## Figure content listings
↓

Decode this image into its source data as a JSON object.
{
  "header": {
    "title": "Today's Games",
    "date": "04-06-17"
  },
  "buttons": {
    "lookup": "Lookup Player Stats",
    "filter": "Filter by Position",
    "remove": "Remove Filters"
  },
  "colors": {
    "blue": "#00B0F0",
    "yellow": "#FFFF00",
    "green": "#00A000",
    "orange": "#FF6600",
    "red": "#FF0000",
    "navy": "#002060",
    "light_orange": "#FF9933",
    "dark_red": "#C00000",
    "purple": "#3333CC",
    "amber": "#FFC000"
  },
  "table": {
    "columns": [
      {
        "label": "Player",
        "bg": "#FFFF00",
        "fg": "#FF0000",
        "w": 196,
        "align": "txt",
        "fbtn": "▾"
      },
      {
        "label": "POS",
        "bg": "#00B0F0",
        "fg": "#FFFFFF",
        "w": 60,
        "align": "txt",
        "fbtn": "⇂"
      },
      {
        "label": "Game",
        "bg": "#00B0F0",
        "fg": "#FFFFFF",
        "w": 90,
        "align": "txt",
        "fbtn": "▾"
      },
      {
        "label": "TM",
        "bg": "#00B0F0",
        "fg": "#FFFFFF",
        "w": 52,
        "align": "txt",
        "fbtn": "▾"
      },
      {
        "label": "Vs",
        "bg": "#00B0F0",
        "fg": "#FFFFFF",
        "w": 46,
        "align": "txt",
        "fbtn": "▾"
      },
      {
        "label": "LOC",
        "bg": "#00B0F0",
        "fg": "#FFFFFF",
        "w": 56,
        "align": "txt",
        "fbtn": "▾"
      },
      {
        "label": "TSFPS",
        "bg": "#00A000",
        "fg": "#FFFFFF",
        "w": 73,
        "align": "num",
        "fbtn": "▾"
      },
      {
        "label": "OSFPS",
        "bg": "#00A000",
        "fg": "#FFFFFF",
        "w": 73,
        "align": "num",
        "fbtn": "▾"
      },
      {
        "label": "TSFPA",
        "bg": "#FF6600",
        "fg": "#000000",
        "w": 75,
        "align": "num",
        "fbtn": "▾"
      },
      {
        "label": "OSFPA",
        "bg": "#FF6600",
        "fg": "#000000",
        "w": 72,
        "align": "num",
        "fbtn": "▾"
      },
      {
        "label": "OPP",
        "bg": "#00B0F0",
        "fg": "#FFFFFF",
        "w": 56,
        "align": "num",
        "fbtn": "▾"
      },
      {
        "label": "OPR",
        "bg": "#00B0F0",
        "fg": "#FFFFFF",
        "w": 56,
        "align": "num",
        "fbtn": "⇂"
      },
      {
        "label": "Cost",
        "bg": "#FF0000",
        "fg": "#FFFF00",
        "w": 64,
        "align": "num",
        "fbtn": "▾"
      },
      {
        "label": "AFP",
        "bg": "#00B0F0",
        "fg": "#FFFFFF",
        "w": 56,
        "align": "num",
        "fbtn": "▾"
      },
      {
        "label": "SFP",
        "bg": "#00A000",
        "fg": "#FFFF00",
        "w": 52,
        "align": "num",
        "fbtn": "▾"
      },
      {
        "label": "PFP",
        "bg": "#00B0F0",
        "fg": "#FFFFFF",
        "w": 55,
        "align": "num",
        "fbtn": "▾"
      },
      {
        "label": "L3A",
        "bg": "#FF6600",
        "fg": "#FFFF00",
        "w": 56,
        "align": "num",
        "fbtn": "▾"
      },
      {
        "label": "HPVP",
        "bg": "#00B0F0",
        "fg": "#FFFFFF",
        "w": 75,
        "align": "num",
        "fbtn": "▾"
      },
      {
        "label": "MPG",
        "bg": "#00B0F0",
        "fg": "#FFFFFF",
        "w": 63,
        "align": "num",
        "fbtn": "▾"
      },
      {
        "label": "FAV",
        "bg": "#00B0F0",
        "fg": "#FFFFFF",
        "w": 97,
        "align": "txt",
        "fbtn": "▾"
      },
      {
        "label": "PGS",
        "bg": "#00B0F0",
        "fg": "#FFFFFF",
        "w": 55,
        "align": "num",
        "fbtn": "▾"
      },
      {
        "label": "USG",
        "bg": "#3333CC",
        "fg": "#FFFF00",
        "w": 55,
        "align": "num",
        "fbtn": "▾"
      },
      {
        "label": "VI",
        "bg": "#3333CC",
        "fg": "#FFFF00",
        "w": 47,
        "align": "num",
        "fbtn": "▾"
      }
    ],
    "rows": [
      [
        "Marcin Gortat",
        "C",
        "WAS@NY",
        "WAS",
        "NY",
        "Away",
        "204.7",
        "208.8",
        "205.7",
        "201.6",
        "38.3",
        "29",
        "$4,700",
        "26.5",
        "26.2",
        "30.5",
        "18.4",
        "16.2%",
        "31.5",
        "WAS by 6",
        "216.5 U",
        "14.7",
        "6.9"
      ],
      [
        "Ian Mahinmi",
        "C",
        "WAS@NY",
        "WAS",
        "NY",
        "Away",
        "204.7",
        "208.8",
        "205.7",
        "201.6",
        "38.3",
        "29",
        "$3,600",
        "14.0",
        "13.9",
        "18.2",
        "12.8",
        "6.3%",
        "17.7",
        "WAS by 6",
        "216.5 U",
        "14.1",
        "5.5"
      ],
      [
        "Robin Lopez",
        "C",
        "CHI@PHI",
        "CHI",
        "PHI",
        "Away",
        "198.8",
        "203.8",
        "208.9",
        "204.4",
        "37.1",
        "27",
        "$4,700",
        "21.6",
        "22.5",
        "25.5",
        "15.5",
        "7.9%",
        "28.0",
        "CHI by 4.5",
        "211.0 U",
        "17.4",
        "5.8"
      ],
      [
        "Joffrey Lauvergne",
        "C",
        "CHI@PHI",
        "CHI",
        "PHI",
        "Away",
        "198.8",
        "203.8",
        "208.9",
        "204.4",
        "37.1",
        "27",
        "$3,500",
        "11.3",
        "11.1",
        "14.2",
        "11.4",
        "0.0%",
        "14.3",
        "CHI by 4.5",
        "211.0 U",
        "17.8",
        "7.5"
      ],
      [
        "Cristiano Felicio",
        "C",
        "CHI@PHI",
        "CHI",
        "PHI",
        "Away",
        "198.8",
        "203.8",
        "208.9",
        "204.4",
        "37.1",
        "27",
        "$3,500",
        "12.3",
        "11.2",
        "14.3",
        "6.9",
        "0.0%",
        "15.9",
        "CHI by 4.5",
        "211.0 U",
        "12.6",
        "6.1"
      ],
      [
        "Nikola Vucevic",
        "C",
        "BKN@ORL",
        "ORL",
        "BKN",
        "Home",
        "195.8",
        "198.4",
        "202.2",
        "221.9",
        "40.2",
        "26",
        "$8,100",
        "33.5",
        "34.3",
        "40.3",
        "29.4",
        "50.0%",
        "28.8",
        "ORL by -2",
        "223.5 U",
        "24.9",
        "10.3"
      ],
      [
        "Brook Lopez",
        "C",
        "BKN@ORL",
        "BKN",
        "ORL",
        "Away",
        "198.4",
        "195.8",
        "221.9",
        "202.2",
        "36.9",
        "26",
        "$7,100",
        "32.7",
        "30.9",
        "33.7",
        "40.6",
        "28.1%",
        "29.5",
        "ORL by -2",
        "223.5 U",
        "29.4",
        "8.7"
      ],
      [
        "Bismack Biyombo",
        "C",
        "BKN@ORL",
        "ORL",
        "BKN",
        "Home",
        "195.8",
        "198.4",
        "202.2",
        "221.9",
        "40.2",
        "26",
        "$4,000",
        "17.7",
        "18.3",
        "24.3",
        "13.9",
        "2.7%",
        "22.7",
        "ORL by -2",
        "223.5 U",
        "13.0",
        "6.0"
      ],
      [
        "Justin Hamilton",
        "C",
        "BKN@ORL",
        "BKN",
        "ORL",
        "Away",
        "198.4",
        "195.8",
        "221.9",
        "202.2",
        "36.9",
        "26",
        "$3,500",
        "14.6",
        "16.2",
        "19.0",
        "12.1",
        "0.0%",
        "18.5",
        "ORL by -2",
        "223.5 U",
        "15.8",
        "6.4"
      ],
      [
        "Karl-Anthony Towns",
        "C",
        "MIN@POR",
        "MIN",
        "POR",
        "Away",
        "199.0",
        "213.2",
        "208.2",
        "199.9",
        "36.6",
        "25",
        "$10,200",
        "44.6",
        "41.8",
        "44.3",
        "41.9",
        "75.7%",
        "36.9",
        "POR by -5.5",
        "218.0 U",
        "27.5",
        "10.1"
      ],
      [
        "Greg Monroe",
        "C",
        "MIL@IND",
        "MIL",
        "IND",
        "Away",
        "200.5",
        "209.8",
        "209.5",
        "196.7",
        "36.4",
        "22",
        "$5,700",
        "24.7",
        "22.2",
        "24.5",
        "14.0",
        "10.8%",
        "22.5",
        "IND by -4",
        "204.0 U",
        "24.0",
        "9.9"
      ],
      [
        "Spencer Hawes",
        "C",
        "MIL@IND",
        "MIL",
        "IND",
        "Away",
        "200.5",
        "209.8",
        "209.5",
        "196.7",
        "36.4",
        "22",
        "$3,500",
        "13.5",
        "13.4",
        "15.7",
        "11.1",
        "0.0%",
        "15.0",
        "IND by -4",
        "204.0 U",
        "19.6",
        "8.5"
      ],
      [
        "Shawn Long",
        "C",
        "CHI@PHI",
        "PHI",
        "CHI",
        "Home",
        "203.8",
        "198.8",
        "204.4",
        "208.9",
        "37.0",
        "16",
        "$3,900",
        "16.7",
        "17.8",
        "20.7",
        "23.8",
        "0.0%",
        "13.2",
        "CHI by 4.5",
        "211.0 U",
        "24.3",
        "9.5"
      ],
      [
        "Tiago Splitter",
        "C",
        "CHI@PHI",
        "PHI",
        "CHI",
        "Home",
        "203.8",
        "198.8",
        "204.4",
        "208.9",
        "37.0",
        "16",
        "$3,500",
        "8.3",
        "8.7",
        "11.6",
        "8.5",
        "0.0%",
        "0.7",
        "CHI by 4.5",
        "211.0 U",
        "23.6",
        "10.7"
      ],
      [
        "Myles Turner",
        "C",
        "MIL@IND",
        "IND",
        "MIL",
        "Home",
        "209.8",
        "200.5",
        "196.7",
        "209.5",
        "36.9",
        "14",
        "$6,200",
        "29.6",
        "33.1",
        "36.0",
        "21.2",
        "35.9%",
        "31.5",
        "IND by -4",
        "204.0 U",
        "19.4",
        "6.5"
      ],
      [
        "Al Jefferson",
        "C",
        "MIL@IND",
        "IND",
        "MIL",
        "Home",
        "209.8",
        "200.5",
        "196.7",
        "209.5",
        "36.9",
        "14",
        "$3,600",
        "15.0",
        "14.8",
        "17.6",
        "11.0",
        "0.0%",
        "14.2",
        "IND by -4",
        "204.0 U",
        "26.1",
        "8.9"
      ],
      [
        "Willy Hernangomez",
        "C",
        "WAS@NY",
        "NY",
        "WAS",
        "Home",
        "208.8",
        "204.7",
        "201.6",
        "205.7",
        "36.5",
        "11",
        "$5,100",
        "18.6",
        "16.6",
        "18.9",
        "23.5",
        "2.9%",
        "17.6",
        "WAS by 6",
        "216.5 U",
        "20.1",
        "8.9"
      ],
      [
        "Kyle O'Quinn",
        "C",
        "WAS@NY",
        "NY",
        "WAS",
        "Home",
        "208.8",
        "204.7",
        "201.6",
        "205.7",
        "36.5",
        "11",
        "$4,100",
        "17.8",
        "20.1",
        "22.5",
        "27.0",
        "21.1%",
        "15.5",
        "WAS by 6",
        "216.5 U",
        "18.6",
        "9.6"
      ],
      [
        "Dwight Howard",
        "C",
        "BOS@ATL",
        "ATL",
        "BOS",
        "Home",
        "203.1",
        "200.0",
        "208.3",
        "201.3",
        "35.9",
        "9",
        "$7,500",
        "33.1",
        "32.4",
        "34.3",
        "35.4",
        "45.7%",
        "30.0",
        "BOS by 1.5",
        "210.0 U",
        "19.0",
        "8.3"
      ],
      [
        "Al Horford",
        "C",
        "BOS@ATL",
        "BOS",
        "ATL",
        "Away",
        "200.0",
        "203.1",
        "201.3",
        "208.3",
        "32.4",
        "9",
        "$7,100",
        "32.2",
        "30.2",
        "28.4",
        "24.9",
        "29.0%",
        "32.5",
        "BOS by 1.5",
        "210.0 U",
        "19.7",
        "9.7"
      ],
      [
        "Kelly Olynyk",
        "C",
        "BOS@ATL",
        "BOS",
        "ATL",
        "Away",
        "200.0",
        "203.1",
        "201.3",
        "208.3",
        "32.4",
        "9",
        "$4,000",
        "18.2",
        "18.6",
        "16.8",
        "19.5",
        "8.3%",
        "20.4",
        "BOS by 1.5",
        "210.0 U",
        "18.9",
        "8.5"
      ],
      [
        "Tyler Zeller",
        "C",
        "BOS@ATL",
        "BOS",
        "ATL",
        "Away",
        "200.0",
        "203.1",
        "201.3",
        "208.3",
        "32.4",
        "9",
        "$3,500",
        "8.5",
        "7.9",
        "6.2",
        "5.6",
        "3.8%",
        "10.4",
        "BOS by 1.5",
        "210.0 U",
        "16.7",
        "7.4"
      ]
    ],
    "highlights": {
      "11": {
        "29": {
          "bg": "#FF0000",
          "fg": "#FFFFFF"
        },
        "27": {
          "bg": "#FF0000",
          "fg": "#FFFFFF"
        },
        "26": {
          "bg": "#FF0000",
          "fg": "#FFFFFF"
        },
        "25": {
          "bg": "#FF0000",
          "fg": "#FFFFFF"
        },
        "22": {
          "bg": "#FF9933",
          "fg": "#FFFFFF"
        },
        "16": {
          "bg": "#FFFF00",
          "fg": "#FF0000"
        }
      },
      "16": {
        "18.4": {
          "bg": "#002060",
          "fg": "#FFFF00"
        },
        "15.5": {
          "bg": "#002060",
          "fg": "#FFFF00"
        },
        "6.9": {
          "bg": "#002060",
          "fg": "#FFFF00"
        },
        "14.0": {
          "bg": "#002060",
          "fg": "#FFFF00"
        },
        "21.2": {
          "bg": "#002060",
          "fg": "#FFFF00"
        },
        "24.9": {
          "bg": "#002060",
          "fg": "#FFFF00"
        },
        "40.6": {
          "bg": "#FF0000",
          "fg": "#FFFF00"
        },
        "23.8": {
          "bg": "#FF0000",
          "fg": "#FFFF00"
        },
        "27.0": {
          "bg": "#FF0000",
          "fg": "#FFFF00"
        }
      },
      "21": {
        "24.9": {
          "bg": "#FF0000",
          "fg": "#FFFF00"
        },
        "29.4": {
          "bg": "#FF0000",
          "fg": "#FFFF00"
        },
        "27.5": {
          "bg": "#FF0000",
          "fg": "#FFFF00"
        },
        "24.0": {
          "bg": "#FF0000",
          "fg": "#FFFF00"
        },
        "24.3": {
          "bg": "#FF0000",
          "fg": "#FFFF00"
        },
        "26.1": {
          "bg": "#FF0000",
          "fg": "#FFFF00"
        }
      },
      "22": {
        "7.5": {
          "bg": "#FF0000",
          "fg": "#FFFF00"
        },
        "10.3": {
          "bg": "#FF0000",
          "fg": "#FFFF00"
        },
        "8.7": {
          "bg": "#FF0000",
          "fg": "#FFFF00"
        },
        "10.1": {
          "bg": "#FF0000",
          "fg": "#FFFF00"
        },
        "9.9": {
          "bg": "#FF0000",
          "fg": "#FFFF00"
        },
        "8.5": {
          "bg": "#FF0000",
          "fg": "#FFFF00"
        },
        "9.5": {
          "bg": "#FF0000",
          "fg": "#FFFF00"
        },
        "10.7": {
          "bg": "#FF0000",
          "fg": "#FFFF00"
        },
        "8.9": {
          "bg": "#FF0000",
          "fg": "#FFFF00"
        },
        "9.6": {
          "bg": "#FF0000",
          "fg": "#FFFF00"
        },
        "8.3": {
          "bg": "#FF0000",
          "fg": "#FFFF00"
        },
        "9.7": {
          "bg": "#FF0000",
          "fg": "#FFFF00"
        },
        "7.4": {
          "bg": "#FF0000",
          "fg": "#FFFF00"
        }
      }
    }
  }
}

↑

## PROBLEM DETAILS
Look through the lines above and collect those with the word "Player".

## SOLUTION TO THIS EXERCISE
    "lookup": "Lookup Player Stats",
        "label": "Player",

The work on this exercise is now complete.